Give all of the lines again exactly as they read.
***** SUPPLIED INFORMATION *****
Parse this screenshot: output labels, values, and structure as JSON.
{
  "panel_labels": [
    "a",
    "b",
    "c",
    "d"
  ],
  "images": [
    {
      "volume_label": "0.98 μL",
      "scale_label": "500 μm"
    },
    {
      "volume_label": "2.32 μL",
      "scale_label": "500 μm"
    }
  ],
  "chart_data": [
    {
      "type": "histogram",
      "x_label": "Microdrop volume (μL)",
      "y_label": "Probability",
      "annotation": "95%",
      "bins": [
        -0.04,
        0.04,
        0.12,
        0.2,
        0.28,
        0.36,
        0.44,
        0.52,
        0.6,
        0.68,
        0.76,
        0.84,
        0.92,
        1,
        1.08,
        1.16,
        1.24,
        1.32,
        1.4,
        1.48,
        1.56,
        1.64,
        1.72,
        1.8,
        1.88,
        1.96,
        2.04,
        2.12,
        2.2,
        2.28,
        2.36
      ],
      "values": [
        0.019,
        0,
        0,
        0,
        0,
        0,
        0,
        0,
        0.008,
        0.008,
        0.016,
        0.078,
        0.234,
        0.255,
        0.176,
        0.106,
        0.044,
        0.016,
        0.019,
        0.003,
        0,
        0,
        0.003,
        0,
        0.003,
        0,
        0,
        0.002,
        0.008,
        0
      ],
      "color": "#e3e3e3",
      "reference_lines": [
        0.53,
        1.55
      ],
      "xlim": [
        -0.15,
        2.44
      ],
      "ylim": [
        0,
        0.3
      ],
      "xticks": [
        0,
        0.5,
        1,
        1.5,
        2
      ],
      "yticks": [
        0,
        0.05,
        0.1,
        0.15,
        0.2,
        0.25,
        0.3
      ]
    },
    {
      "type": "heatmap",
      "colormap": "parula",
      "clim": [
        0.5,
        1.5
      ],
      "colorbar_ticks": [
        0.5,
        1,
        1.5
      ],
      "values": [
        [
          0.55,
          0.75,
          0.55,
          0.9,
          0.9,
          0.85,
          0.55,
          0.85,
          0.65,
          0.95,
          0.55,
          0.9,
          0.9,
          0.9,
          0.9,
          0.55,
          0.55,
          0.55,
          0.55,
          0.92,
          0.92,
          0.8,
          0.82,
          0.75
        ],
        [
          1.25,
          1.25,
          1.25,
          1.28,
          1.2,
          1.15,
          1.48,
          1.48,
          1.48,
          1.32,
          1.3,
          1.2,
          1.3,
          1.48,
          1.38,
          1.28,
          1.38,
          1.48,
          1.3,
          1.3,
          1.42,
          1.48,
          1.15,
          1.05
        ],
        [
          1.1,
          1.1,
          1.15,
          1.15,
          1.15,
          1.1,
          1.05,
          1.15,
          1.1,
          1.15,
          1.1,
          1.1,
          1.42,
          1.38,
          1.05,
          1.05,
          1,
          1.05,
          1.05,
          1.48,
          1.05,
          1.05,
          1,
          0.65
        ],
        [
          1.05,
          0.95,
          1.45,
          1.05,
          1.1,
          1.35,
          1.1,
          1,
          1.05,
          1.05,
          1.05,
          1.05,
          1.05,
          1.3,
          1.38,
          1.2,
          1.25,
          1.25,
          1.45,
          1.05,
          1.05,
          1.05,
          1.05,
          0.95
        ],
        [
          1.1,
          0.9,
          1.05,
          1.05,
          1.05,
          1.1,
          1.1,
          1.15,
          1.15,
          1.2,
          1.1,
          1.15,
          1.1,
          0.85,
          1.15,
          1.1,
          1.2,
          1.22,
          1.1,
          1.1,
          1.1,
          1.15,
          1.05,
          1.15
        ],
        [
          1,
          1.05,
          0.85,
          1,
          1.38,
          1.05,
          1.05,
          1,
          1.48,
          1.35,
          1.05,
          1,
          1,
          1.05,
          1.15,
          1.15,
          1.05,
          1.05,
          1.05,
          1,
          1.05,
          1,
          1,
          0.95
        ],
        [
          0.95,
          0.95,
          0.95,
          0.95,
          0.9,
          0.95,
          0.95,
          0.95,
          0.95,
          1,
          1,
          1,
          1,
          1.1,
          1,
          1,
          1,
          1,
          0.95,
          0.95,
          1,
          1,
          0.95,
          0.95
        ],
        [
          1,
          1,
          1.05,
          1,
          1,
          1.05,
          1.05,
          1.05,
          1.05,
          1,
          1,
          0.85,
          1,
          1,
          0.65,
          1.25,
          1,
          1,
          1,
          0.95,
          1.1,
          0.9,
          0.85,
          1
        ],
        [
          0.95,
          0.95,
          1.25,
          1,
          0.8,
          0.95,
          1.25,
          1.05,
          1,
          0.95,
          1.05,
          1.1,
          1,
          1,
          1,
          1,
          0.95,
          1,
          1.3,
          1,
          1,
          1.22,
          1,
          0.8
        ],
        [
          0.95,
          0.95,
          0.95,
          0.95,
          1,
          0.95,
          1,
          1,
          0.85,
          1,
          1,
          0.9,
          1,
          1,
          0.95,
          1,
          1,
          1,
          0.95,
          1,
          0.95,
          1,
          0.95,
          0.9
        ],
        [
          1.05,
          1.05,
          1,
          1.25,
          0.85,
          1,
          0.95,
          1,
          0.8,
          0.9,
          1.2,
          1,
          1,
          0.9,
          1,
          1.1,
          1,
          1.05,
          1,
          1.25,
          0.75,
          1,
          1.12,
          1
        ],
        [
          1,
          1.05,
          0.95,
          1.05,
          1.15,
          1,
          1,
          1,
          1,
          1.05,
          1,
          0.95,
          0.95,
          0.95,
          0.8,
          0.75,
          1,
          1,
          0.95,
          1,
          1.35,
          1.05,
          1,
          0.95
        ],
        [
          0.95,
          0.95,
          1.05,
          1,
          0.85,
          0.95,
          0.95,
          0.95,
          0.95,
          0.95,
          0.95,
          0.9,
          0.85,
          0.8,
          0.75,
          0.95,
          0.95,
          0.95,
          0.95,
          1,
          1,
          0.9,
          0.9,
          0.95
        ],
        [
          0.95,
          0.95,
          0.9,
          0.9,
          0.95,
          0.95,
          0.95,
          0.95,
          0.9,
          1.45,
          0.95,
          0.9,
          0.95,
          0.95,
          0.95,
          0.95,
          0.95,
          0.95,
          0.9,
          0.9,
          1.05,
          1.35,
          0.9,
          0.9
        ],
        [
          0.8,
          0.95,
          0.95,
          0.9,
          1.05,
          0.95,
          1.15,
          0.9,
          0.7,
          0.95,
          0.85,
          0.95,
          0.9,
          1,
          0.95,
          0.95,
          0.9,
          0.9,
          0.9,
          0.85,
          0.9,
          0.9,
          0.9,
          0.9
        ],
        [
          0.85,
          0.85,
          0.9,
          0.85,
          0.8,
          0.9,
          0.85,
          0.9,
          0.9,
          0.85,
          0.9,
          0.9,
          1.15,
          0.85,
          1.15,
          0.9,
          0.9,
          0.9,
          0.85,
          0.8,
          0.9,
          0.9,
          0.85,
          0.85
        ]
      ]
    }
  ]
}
*****
### RESPONSE
Parse this screenshot: output labels, values, and structure as JSON.
{
  "panel_labels": [
    "a",
    "b",
    "c",
    "d"
  ],
  "images": [
    {
      "volume_label": "0.98 μL",
      "scale_label": "500 μm"
    },
    {
      "volume_label": "2.32 μL",
      "scale_label": "500 μm"
    }
  ],
  "chart_data": [
    {
      "type": "histogram",
      "x_label": "Microdrop volume (μL)",
      "y_label": "Probability",
      "annotation": "95%",
      "bins": [
        -0.04,
        0.04,
        0.12,
        0.2,
        0.28,
        0.36,
        0.44,
        0.52,
        0.6,
        0.68,
        0.76,
        0.84,
        0.92,
        1,
        1.08,
        1.16,
        1.24,
        1.32,
        1.4,
        1.48,
        1.56,
        1.64,
        1.72,
        1.8,
        1.88,
        1.96,
        2.04,
        2.12,
        2.2,
        2.28,
        2.36
      ],
      "values": [
        0.019,
        0,
        0,
        0,
        0,
        0,
        0,
        0,
        0.008,
        0.008,
        0.016,
        0.078,
        0.234,
        0.255,
        0.176,
        0.106,
        0.044,
        0.016,
        0.019,
        0.003,
        0,
        0,
        0.003,
        0,
        0.003,
        0,
        0,
        0.002,
        0.008,
        0
      ],
      "color": "#e3e3e3",
      "reference_lines": [
        0.53,
        1.55
      ],
      "xlim": [
        -0.15,
        2.44
      ],
      "ylim": [
        0,
        0.3
      ],
      "xticks": [
        0,
        0.5,
        1,
        1.5,
        2
      ],
      "yticks": [
        0,
        0.05,
        0.1,
        0.15,
        0.2,
        0.25,
        0.3
      ]
    },
    {
      "type": "heatmap",
      "colormap": "parula",
      "clim": [
        0.5,
        1.5
      ],
      "colorbar_ticks": [
        0.5,
        1,
        1.5
      ],
      "values": [
        [
          0.55,
          0.75,
          0.55,
          0.9,
          0.9,
          0.85,
          0.55,
          0.85,
          0.65,
          0.95,
          0.55,
          0.9,
          0.9,
          0.9,
          0.9,
          0.55,
          0.55,
          0.55,
          0.55,
          0.92,
          0.92,
          0.8,
          0.82,
          0.75
        ],
        [
          1.25,
          1.25,
          1.25,
          1.28,
          1.2,
          1.15,
          1.48,
          1.48,
          1.48,
          1.32,
          1.3,
          1.2,
          1.3,
          1.48,
          1.38,
          1.28,
          1.38,
          1.48,
          1.3,
          1.3,
          1.42,
          1.48,
          1.15,
          1.05
        ],
        [
          1.1,
          1.1,
          1.15,
          1.15,
          1.15,
          1.1,
          1.05,
          1.15,
          1.1,
          1.15,
          1.1,
          1.1,
          1.42,
          1.38,
          1.05,
          1.05,
          1,
          1.05,
          1.05,
          1.48,
          1.05,
          1.05,
          1,
          0.65
        ],
        [
          1.05,
          0.95,
          1.45,
          1.05,
          1.1,
          1.35,
          1.1,
          1,
          1.05,
          1.05,
          1.05,
          1.05,
          1.05,
          1.3,
          1.38,
          1.2,
          1.25,
          1.25,
          1.45,
          1.05,
          1.05,
          1.05,
          1.05,
          0.95
        ],
        [
          1.1,
          0.9,
          1.05,
          1.05,
          1.05,
          1.1,
          1.1,
          1.15,
          1.15,
          1.2,
          1.1,
          1.15,
          1.1,
          0.85,
          1.15,
          1.1,
          1.2,
          1.22,
          1.1,
          1.1,
          1.1,
          1.15,
          1.05,
          1.15
        ],
        [
          1,
          1.05,
          0.85,
          1,
          1.38,
          1.05,
          1.05,
          1,
          1.48,
          1.35,
          1.05,
          1,
          1,
          1.05,
          1.15,
          1.15,
          1.05,
          1.05,
          1.05,
          1,
          1.05,
          1,
          1,
          0.95
        ],
        [
          0.95,
          0.95,
          0.95,
          0.95,
          0.9,
          0.95,
          0.95,
          0.95,
          0.95,
          1,
          1,
          1,
          1,
          1.1,
          1,
          1,
          1,
          1,
          0.95,
          0.95,
          1,
          1,
          0.95,
          0.95
        ],
        [
          1,
          1,
          1.05,
          1,
          1,
          1.05,
          1.05,
          1.05,
          1.05,
          1,
          1,
          0.85,
          1,
          1,
          0.65,
          1.25,
          1,
          1,
          1,
          0.95,
          1.1,
          0.9,
          0.85,
          1
        ],
        [
          0.95,
          0.95,
          1.25,
          1,
          0.8,
          0.95,
          1.25,
          1.05,
          1,
          0.95,
          1.05,
          1.1,
          1,
          1,
          1,
          1,
          0.95,
          1,
          1.3,
          1,
          1,
          1.22,
          1,
          0.8
        ],
        [
          0.95,
          0.95,
          0.95,
          0.95,
          1,
          0.95,
          1,
          1,
          0.85,
          1,
          1,
          0.9,
          1,
          1,
          0.95,
          1,
          1,
          1,
          0.95,
          1,
          0.95,
          1,
          0.95,
          0.9
        ],
        [
          1.05,
          1.05,
          1,
          1.25,
          0.85,
          1,
          0.95,
          1,
          0.8,
          0.9,
          1.2,
          1,
          1,
          0.9,
          1,
          1.1,
          1,
          1.05,
          1,
          1.25,
          0.75,
          1,
          1.12,
          1
        ],
        [
          1,
          1.05,
          0.95,
          1.05,
          1.15,
          1,
          1,
          1,
          1,
          1.05,
          1,
          0.95,
          0.95,
          0.95,
          0.8,
          0.75,
          1,
          1,
          0.95,
          1,
          1.35,
          1.05,
          1,
          0.95
        ],
        [
          0.95,
          0.95,
          1.05,
          1,
          0.85,
          0.95,
          0.95,
          0.95,
          0.95,
          0.95,
          0.95,
          0.9,
          0.85,
          0.8,
          0.75,
          0.95,
          0.95,
          0.95,
          0.95,
          1,
          1,
          0.9,
          0.9,
          0.95
        ],
        [
          0.95,
          0.95,
          0.9,
          0.9,
          0.95,
          0.95,
          0.95,
          0.95,
          0.9,
          1.45,
          0.95,
          0.9,
          0.95,
          0.95,
          0.95,
          0.95,
          0.95,
          0.95,
          0.9,
          0.9,
          1.05,
          1.35,
          0.9,
          0.9
        ],
        [
          0.8,
          0.95,
          0.95,
          0.9,
          1.05,
          0.95,
          1.15,
          0.9,
          0.7,
          0.95,
          0.85,
          0.95,
          0.9,
          1,
          0.95,
          0.95,
          0.9,
          0.9,
          0.9,
          0.85,
          0.9,
          0.9,
          0.9,
          0.9
        ],
        [
          0.85,
          0.85,
          0.9,
          0.85,
          0.8,
          0.9,
          0.85,
          0.9,
          0.9,
          0.85,
          0.9,
          0.9,
          1.15,
          0.85,
          1.15,
          0.9,
          0.9,
          0.9,
          0.85,
          0.8,
          0.9,
          0.9,
          0.85,
          0.85
        ]
      ]
    }
  ]
}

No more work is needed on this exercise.